** Begin DATASET CONTENT **

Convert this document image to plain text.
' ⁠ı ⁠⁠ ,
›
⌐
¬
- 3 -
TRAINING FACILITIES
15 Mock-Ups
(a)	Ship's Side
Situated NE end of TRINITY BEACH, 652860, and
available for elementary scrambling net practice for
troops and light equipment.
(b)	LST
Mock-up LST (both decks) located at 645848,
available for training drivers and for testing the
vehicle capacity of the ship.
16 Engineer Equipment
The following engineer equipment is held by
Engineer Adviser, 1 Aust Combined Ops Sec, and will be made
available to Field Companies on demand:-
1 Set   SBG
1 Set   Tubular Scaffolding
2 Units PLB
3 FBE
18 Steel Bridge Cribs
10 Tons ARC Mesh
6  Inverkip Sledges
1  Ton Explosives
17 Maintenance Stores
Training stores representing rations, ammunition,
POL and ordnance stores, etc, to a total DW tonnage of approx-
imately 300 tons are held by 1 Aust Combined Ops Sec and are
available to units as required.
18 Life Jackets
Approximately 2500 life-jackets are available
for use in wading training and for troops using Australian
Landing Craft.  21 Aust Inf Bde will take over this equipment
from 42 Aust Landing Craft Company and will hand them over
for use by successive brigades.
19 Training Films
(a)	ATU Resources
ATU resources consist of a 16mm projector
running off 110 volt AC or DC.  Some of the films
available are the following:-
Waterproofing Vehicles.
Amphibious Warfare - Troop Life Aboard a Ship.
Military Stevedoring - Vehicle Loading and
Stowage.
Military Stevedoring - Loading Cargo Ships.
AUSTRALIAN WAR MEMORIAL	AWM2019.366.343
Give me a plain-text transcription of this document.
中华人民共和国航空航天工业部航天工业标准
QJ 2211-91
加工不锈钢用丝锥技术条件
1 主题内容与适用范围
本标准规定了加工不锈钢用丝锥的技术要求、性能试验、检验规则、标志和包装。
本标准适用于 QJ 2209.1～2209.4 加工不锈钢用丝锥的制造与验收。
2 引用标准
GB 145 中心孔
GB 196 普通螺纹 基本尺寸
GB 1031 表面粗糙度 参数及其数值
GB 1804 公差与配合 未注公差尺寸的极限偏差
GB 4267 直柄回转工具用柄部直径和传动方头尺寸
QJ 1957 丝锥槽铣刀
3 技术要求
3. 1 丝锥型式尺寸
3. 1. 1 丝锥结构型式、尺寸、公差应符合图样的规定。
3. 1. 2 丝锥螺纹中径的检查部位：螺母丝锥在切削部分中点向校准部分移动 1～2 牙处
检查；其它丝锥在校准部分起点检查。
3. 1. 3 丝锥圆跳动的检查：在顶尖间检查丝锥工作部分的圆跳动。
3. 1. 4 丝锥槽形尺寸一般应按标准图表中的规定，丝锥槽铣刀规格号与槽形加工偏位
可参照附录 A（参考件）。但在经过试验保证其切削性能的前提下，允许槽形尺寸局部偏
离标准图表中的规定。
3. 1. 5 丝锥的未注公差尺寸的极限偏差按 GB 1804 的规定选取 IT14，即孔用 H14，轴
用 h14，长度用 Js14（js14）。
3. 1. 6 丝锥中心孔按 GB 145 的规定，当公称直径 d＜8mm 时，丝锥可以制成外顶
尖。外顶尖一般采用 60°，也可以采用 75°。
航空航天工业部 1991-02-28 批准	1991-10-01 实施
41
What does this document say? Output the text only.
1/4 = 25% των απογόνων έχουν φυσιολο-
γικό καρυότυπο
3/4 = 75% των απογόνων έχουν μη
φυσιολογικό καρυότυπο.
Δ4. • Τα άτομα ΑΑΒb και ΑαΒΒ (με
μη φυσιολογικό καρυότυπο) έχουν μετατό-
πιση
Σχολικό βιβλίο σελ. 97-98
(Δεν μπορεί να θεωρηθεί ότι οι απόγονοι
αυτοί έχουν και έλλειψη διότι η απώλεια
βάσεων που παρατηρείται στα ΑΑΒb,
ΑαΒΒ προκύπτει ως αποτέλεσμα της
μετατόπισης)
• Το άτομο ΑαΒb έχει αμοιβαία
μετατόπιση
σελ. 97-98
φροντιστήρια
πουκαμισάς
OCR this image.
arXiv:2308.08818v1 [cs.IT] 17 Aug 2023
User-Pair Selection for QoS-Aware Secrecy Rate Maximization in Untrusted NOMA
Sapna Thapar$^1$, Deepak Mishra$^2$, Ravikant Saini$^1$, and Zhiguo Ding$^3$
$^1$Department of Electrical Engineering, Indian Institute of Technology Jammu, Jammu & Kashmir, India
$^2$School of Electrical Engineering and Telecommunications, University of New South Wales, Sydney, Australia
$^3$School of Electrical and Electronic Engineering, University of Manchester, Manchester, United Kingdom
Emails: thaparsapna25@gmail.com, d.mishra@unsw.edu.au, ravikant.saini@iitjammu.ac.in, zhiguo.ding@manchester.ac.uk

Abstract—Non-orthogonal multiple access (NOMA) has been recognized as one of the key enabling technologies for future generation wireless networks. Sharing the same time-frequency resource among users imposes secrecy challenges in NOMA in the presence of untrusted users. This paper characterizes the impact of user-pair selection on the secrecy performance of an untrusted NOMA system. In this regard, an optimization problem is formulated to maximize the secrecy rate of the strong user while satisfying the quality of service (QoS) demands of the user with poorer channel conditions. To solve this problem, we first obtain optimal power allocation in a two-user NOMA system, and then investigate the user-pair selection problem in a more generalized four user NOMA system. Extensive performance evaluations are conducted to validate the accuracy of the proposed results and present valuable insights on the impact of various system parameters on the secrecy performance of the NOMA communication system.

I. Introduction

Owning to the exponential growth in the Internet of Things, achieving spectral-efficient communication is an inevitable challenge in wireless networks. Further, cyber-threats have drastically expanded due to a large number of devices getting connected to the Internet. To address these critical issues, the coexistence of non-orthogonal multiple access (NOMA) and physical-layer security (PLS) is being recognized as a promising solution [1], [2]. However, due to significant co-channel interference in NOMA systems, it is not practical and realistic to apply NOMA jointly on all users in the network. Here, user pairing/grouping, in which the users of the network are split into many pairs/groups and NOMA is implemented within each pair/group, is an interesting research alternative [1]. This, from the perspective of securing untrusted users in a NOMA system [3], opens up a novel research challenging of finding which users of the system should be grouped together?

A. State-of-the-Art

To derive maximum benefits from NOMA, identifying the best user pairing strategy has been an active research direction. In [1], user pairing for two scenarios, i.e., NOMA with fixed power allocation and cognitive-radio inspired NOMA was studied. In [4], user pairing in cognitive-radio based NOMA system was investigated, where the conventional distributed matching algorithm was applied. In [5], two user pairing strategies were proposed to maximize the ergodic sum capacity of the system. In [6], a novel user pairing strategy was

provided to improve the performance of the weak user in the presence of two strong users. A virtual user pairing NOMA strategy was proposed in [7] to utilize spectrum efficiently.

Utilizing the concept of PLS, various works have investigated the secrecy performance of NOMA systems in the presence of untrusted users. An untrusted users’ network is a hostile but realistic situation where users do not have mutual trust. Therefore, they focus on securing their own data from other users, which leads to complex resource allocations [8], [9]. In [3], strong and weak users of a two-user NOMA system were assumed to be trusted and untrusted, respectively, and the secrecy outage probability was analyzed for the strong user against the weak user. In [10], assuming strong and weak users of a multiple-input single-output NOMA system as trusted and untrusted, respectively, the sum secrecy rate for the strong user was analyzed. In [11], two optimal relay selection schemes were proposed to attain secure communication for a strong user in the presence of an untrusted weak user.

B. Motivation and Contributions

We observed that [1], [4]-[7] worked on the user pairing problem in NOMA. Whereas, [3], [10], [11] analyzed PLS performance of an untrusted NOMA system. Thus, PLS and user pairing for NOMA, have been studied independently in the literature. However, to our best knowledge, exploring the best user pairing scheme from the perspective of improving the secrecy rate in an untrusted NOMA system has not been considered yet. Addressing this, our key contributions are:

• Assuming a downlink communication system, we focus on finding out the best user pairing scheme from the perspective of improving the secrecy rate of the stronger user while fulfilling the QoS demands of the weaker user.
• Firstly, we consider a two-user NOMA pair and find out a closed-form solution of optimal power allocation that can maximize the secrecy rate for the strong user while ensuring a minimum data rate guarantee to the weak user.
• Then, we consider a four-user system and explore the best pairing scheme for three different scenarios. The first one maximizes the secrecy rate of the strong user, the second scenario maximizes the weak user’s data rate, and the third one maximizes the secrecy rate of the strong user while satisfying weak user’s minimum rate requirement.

** End DATASET CONTENT **

■ **REQUIREMENTS**: Work out how many lines above contain the word "Stevedoring". Give only the number.

■ **WORKED ANSWER**: 2